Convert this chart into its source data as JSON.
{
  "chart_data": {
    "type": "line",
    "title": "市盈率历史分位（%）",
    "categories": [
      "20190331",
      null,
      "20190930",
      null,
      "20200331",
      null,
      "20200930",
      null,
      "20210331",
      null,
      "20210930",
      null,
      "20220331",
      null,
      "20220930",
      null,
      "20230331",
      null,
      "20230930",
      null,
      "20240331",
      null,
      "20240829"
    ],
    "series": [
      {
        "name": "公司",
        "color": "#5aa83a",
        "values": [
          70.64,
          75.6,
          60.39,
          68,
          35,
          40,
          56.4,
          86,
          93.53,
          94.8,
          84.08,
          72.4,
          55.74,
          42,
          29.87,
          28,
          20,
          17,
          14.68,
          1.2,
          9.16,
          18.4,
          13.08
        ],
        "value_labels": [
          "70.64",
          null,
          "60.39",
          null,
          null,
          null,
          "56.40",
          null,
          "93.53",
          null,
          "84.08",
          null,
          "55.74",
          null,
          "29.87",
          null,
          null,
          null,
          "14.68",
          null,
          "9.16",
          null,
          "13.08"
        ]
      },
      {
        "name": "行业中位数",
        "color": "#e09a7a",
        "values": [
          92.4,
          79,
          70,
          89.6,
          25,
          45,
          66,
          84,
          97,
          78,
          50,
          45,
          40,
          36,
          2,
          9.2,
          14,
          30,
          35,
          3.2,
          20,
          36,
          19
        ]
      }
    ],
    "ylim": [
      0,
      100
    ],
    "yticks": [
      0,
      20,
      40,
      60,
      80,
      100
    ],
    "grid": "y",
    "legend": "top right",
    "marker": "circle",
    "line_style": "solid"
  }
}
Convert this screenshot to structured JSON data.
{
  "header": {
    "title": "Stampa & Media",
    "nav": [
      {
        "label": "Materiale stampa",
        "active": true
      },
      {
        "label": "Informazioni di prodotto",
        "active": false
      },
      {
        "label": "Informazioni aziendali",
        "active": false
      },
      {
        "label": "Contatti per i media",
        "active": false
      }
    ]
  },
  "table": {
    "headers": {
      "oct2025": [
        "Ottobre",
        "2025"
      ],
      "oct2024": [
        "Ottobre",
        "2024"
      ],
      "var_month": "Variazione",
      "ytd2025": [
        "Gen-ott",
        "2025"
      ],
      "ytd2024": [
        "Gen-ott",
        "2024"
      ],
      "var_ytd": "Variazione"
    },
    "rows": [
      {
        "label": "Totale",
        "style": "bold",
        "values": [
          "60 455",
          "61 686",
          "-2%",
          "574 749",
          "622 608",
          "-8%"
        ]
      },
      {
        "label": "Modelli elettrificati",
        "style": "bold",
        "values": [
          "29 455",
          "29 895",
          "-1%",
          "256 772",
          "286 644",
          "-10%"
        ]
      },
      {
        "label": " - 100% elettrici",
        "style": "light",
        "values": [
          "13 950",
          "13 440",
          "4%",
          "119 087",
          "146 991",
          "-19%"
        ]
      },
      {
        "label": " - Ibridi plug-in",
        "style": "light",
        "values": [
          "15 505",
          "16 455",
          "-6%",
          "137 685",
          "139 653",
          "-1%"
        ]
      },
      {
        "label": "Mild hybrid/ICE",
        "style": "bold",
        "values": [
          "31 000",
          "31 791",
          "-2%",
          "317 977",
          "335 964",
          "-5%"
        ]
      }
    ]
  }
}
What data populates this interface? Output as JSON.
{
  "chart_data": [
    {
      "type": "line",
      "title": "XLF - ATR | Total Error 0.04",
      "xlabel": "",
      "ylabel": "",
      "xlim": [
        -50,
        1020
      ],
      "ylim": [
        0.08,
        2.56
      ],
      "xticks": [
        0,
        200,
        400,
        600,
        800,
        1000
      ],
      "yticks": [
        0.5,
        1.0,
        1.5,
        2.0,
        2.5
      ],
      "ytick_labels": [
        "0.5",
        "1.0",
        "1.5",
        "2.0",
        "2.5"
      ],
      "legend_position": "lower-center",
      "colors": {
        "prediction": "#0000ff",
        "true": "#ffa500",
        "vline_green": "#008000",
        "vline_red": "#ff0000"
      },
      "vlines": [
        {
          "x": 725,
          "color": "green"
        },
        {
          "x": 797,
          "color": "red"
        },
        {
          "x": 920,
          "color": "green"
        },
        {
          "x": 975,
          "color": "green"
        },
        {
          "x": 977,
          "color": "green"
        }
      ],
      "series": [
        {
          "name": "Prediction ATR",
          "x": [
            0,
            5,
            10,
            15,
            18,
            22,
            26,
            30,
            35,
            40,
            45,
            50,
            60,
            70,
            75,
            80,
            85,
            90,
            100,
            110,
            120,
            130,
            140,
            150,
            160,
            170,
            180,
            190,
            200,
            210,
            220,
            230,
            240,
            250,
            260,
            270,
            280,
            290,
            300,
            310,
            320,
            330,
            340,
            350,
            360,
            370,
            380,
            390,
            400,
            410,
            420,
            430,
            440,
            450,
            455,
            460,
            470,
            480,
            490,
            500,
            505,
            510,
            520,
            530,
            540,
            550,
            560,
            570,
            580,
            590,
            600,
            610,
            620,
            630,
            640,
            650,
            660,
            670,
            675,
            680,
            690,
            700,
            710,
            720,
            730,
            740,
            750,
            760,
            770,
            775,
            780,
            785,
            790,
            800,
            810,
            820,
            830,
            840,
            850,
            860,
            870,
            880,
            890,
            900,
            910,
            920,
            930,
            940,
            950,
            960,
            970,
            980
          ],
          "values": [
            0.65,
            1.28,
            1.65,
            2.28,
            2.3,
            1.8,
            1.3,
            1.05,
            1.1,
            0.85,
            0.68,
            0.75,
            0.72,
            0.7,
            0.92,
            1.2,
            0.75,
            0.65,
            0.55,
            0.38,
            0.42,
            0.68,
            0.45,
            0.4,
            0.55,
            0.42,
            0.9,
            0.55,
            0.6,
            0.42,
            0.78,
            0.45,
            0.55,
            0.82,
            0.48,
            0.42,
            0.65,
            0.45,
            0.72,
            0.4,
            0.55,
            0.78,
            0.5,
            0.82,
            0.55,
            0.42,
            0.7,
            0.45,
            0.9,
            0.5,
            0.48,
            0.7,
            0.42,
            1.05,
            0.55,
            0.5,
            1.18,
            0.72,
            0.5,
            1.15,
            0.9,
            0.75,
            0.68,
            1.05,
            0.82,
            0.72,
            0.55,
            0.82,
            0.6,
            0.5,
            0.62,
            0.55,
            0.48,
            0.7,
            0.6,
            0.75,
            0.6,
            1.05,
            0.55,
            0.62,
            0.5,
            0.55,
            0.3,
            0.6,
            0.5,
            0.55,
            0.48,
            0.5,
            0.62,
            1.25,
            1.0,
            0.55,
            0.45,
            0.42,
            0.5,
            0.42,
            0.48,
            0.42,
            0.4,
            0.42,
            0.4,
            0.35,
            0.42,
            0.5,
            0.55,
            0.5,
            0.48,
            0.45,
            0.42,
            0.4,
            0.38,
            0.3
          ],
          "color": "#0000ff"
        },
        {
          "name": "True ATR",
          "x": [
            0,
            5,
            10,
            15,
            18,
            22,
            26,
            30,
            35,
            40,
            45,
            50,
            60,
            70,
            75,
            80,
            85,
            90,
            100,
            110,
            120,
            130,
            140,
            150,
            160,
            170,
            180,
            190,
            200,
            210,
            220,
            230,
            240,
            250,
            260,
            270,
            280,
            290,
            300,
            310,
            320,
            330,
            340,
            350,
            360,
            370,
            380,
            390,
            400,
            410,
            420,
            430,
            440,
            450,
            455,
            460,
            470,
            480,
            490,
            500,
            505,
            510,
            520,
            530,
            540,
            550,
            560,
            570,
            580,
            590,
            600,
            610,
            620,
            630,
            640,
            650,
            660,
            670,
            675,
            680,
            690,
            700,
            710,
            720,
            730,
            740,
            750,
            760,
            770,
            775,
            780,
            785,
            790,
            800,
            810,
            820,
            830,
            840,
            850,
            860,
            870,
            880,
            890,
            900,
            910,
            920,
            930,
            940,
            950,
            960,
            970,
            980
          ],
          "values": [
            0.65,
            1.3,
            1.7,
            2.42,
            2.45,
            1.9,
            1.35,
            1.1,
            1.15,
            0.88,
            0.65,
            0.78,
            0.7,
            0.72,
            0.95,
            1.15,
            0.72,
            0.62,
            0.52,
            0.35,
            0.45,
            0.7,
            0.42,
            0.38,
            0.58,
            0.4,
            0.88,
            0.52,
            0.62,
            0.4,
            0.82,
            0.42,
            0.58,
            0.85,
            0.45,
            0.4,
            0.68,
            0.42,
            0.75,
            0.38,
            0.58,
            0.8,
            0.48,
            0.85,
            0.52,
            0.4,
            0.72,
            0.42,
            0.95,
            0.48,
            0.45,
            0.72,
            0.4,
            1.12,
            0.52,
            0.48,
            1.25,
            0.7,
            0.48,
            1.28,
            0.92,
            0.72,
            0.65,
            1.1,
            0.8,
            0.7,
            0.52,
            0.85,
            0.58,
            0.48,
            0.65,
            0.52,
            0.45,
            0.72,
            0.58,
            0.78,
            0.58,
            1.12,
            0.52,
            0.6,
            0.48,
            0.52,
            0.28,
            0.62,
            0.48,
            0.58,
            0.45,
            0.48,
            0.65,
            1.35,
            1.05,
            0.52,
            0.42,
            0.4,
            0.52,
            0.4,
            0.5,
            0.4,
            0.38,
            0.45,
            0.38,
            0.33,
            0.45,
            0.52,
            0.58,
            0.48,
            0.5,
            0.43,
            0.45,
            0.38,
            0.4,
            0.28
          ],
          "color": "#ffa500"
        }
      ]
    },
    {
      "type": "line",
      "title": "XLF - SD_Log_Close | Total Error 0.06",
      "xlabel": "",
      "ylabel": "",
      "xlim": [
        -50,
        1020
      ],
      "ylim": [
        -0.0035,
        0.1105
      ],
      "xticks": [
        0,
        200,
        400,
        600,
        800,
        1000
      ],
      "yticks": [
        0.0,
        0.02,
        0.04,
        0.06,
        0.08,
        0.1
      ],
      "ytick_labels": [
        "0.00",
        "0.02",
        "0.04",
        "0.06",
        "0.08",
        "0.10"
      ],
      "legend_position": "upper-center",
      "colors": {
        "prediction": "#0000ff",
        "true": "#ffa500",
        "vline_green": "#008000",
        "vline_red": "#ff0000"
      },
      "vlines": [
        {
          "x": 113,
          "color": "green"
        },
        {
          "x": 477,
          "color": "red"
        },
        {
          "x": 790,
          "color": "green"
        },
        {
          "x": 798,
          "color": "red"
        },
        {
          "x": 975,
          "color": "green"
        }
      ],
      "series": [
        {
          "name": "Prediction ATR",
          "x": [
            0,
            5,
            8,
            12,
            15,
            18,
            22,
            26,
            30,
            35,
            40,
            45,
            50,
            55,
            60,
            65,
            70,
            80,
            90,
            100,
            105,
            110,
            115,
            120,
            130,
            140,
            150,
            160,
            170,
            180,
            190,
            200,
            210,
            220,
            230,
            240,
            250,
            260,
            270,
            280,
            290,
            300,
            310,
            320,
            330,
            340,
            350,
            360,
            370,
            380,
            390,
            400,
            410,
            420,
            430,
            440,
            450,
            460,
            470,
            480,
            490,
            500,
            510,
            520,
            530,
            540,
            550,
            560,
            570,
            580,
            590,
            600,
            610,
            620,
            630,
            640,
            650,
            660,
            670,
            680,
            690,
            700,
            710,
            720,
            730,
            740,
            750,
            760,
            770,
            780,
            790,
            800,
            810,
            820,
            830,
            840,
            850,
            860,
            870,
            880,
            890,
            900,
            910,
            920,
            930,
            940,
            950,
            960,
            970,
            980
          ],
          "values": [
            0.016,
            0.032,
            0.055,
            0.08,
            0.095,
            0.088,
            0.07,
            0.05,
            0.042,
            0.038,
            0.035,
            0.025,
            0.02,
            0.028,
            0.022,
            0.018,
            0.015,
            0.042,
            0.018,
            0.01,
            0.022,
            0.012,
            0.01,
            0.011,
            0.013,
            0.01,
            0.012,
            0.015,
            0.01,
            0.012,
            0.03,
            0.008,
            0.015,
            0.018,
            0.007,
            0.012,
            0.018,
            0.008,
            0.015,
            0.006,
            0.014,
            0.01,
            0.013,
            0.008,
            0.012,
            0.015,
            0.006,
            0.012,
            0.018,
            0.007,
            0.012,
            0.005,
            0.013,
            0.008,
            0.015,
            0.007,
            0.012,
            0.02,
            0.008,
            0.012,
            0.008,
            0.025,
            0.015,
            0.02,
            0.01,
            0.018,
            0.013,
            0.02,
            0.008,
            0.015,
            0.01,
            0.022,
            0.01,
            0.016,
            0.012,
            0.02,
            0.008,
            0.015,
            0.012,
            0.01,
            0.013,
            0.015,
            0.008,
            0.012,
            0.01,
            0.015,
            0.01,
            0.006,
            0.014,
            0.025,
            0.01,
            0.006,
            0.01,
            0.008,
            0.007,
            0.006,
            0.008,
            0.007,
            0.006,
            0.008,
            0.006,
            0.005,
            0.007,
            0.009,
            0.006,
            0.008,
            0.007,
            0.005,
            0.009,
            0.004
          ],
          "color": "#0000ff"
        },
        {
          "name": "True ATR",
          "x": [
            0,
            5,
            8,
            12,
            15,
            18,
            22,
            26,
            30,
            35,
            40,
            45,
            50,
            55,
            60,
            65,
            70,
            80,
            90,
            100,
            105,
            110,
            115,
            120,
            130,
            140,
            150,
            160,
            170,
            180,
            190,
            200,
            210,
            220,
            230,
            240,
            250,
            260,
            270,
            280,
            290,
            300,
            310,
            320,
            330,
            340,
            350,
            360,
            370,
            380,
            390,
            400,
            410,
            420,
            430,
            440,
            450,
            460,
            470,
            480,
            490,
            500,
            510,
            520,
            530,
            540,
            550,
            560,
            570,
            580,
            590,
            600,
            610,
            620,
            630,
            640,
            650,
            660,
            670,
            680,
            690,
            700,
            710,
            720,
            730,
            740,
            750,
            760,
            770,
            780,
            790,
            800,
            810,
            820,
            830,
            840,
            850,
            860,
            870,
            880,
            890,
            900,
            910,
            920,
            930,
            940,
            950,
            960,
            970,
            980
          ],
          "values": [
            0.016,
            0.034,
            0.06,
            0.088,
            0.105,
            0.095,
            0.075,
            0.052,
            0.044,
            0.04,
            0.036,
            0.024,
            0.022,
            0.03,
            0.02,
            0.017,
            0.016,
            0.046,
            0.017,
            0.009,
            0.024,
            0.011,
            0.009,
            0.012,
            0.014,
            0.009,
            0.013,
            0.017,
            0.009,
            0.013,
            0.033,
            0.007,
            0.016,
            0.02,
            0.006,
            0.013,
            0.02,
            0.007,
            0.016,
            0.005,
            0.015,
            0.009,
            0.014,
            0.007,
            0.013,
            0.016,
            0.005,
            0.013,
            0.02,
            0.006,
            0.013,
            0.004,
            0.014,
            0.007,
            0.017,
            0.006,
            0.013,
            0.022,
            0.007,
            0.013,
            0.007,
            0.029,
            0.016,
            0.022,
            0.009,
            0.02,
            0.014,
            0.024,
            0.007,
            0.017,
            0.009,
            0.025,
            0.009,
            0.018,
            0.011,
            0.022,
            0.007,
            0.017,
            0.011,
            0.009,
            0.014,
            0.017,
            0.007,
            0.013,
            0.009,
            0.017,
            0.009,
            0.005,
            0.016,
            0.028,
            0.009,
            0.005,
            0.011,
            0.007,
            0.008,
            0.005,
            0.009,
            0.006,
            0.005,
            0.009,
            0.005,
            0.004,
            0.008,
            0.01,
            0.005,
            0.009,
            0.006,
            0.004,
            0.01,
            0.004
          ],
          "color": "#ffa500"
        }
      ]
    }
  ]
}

-=-=-

BRIEF:
Tally up the lines of the listing containing the word "this". Give only the total.

RESPONSE TO THE TASK:
3